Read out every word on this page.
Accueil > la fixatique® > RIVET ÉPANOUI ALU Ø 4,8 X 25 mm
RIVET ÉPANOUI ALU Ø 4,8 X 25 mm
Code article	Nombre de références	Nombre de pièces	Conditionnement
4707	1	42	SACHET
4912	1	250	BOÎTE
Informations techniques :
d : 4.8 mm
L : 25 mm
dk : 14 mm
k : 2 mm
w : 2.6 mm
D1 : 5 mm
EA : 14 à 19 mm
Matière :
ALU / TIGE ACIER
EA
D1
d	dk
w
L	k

- AIM OF THE EXERCISE:
Take the data above and return it exactly.

- THE REPLY:
Read out every word on this page.
Accueil > la fixatique® > RIVET ÉPANOUI ALU Ø 4,8 X 25 mm
RIVET ÉPANOUI ALU Ø 4,8 X 25 mm
Code article	Nombre de références	Nombre de pièces	Conditionnement
4707	1	42	SACHET
4912	1	250	BOÎTE
Informations techniques :
d : 4.8 mm
L : 25 mm
dk : 14 mm
k : 2 mm
w : 2.6 mm
D1 : 5 mm
EA : 14 à 19 mm
Matière :
ALU / TIGE ACIER
EA
D1
d	dk
w
L	k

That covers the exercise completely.